# [STORED ROWS]
* * * *

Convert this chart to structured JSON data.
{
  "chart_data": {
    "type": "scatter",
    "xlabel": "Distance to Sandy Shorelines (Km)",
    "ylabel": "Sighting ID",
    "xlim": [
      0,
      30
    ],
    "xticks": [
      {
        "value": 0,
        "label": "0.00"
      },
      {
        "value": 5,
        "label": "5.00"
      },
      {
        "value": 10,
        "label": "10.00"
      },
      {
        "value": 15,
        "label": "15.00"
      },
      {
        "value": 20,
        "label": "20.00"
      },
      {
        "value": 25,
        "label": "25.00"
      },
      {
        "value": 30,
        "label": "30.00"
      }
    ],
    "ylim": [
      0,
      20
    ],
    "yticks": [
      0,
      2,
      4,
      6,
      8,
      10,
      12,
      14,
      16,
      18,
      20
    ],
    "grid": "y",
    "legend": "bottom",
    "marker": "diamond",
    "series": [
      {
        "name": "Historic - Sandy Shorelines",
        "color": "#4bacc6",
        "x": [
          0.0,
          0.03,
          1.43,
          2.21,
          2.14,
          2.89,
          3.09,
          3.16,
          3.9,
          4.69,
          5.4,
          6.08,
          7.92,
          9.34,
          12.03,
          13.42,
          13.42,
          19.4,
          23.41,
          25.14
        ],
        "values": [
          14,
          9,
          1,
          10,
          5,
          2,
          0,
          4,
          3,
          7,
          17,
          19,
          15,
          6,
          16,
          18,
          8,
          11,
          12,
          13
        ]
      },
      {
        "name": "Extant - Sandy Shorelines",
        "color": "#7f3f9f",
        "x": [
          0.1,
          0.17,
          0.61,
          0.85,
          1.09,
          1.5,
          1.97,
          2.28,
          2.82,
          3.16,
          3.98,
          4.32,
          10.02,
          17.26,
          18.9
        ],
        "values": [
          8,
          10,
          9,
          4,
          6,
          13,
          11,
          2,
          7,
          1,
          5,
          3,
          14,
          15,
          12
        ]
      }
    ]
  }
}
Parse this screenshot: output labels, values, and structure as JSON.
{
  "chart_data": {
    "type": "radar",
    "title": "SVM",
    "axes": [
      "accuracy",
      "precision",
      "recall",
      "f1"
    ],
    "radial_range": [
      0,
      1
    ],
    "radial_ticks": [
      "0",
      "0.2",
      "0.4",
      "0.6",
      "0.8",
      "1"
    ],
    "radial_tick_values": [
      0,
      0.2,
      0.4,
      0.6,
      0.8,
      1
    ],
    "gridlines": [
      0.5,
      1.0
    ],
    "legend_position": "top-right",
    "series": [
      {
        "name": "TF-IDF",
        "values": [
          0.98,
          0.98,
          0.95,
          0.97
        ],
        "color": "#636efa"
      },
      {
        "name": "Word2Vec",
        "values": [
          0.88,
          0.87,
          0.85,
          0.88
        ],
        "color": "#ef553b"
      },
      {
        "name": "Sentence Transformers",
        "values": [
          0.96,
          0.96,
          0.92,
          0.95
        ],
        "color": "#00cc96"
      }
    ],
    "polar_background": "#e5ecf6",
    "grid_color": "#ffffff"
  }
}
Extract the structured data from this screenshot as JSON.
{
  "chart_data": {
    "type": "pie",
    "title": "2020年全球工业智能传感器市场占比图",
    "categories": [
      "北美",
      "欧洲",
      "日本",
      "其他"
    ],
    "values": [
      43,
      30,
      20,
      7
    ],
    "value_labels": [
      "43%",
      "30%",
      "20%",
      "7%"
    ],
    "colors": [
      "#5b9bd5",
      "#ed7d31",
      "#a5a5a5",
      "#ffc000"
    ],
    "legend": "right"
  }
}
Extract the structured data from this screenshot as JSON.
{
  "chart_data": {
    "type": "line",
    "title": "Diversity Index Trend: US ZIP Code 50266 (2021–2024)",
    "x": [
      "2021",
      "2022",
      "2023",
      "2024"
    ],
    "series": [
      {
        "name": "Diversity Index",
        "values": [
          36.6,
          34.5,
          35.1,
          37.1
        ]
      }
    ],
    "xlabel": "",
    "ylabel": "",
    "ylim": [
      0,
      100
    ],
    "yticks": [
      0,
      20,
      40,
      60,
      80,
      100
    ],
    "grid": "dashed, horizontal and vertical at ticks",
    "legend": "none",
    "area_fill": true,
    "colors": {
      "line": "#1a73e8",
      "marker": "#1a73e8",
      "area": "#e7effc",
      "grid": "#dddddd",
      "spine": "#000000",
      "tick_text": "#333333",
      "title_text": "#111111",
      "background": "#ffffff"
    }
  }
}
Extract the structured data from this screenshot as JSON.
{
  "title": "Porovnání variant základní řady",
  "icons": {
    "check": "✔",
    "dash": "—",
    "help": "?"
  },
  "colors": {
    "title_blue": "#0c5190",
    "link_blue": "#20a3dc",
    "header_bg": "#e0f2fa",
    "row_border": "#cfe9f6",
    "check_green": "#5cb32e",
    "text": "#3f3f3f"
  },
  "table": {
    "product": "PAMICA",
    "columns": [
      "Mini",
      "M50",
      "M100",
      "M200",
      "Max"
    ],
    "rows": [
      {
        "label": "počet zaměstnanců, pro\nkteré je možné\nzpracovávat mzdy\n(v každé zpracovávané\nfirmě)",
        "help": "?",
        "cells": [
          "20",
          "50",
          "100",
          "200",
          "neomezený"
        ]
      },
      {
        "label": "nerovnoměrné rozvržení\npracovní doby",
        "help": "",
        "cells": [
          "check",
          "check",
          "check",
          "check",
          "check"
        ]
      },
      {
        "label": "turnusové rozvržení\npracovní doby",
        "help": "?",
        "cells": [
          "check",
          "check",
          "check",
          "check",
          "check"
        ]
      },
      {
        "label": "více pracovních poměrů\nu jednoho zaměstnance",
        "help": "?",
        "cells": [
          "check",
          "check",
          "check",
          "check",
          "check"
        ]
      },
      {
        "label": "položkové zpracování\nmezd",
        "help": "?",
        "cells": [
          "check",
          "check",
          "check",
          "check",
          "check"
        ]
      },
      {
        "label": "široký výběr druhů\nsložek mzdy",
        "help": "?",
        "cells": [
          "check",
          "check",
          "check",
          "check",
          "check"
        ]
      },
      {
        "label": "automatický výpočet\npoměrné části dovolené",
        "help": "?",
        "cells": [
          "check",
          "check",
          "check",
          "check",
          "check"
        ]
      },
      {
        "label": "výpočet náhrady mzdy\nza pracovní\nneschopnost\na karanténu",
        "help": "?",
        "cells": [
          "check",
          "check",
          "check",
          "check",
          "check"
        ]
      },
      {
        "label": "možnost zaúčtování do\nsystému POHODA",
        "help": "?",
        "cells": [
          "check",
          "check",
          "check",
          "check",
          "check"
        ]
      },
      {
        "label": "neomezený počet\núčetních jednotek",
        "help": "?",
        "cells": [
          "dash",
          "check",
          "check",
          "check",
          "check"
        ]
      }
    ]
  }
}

* * * *

# [GOAL]
Each record must be returned exactly as it is written.

# [OUTPUT]
Convert this chart to structured JSON data.
{
  "chart_data": {
    "type": "scatter",
    "xlabel": "Distance to Sandy Shorelines (Km)",
    "ylabel": "Sighting ID",
    "xlim": [
      0,
      30
    ],
    "xticks": [
      {
        "value": 0,
        "label": "0.00"
      },
      {
        "value": 5,
        "label": "5.00"
      },
      {
        "value": 10,
        "label": "10.00"
      },
      {
        "value": 15,
        "label": "15.00"
      },
      {
        "value": 20,
        "label": "20.00"
      },
      {
        "value": 25,
        "label": "25.00"
      },
      {
        "value": 30,
        "label": "30.00"
      }
    ],
    "ylim": [
      0,
      20
    ],
    "yticks": [
      0,
      2,
      4,
      6,
      8,
      10,
      12,
      14,
      16,
      18,
      20
    ],
    "grid": "y",
    "legend": "bottom",
    "marker": "diamond",
    "series": [
      {
        "name": "Historic - Sandy Shorelines",
        "color": "#4bacc6",
        "x": [
          0.0,
          0.03,
          1.43,
          2.21,
          2.14,
          2.89,
          3.09,
          3.16,
          3.9,
          4.69,
          5.4,
          6.08,
          7.92,
          9.34,
          12.03,
          13.42,
          13.42,
          19.4,
          23.41,
          25.14
        ],
        "values": [
          14,
          9,
          1,
          10,
          5,
          2,
          0,
          4,
          3,
          7,
          17,
          19,
          15,
          6,
          16,
          18,
          8,
          11,
          12,
          13
        ]
      },
      {
        "name": "Extant - Sandy Shorelines",
        "color": "#7f3f9f",
        "x": [
          0.1,
          0.17,
          0.61,
          0.85,
          1.09,
          1.5,
          1.97,
          2.28,
          2.82,
          3.16,
          3.98,
          4.32,
          10.02,
          17.26,
          18.9
        ],
        "values": [
          8,
          10,
          9,
          4,
          6,
          13,
          11,
          2,
          7,
          1,
          5,
          3,
          14,
          15,
          12
        ]
      }
    ]
  }
}
Parse this screenshot: output labels, values, and structure as JSON.
{
  "chart_data": {
    "type": "radar",
    "title": "SVM",
    "axes": [
      "accuracy",
      "precision",
      "recall",
      "f1"
    ],
    "radial_range": [
      0,
      1
    ],
    "radial_ticks": [
      "0",
      "0.2",
      "0.4",
      "0.6",
      "0.8",
      "1"
    ],
    "radial_tick_values": [
      0,
      0.2,
      0.4,
      0.6,
      0.8,
      1
    ],
    "gridlines": [
      0.5,
      1.0
    ],
    "legend_position": "top-right",
    "series": [
      {
        "name": "TF-IDF",
        "values": [
          0.98,
          0.98,
          0.95,
          0.97
        ],
        "color": "#636efa"
      },
      {
        "name": "Word2Vec",
        "values": [
          0.88,
          0.87,
          0.85,
          0.88
        ],
        "color": "#ef553b"
      },
      {
        "name": "Sentence Transformers",
        "values": [
          0.96,
          0.96,
          0.92,
          0.95
        ],
        "color": "#00cc96"
      }
    ],
    "polar_background": "#e5ecf6",
    "grid_color": "#ffffff"
  }
}
Extract the structured data from this screenshot as JSON.
{
  "chart_data": {
    "type": "pie",
    "title": "2020年全球工业智能传感器市场占比图",
    "categories": [
      "北美",
      "欧洲",
      "日本",
      "其他"
    ],
    "values": [
      43,
      30,
      20,
      7
    ],
    "value_labels": [
      "43%",
      "30%",
      "20%",
      "7%"
    ],
    "colors": [
      "#5b9bd5",
      "#ed7d31",
      "#a5a5a5",
      "#ffc000"
    ],
    "legend": "right"
  }
}
Extract the structured data from this screenshot as JSON.
{
  "chart_data": {
    "type": "line",
    "title": "Diversity Index Trend: US ZIP Code 50266 (2021–2024)",
    "x": [
      "2021",
      "2022",
      "2023",
      "2024"
    ],
    "series": [
      {
        "name": "Diversity Index",
        "values": [
          36.6,
          34.5,
          35.1,
          37.1
        ]
      }
    ],
    "xlabel": "",
    "ylabel": "",
    "ylim": [
      0,
      100
    ],
    "yticks": [
      0,
      20,
      40,
      60,
      80,
      100
    ],
    "grid": "dashed, horizontal and vertical at ticks",
    "legend": "none",
    "area_fill": true,
    "colors": {
      "line": "#1a73e8",
      "marker": "#1a73e8",
      "area": "#e7effc",
      "grid": "#dddddd",
      "spine": "#000000",
      "tick_text": "#333333",
      "title_text": "#111111",
      "background": "#ffffff"
    }
  }
}
Extract the structured data from this screenshot as JSON.
{
  "title": "Porovnání variant základní řady",
  "icons": {
    "check": "✔",
    "dash": "—",
    "help": "?"
  },
  "colors": {
    "title_blue": "#0c5190",
    "link_blue": "#20a3dc",
    "header_bg": "#e0f2fa",
    "row_border": "#cfe9f6",
    "check_green": "#5cb32e",
    "text": "#3f3f3f"
  },
  "table": {
    "product": "PAMICA",
    "columns": [
      "Mini",
      "M50",
      "M100",
      "M200",
      "Max"
    ],
    "rows": [
      {
        "label": "počet zaměstnanců, pro\nkteré je možné\nzpracovávat mzdy\n(v každé zpracovávané\nfirmě)",
        "help": "?",
        "cells": [
          "20",
          "50",
          "100",
          "200",
          "neomezený"
        ]
      },
      {
        "label": "nerovnoměrné rozvržení\npracovní doby",
        "help": "",
        "cells": [
          "check",
          "check",
          "check",
          "check",
          "check"
        ]
      },
      {
        "label": "turnusové rozvržení\npracovní doby",
        "help": "?",
        "cells": [
          "check",
          "check",
          "check",
          "check",
          "check"
        ]
      },
      {
        "label": "více pracovních poměrů\nu jednoho zaměstnance",
        "help": "?",
        "cells": [
          "check",
          "check",
          "check",
          "check",
          "check"
        ]
      },
      {
        "label": "položkové zpracování\nmezd",
        "help": "?",
        "cells": [
          "check",
          "check",
          "check",
          "check",
          "check"
        ]
      },
      {
        "label": "široký výběr druhů\nsložek mzdy",
        "help": "?",
        "cells": [
          "check",
          "check",
          "check",
          "check",
          "check"
        ]
      },
      {
        "label": "automatický výpočet\npoměrné části dovolené",
        "help": "?",
        "cells": [
          "check",
          "check",
          "check",
          "check",
          "check"
        ]
      },
      {
        "label": "výpočet náhrady mzdy\nza pracovní\nneschopnost\na karanténu",
        "help": "?",
        "cells": [
          "check",
          "check",
          "check",
          "check",
          "check"
        ]
      },
      {
        "label": "možnost zaúčtování do\nsystému POHODA",
        "help": "?",
        "cells": [
          "check",
          "check",
          "check",
          "check",
          "check"
        ]
      },
      {
        "label": "neomezený počet\núčetních jednotek",
        "help": "?",
        "cells": [
          "dash",
          "check",
          "check",
          "check",
          "check"
        ]
      }
    ]
  }
}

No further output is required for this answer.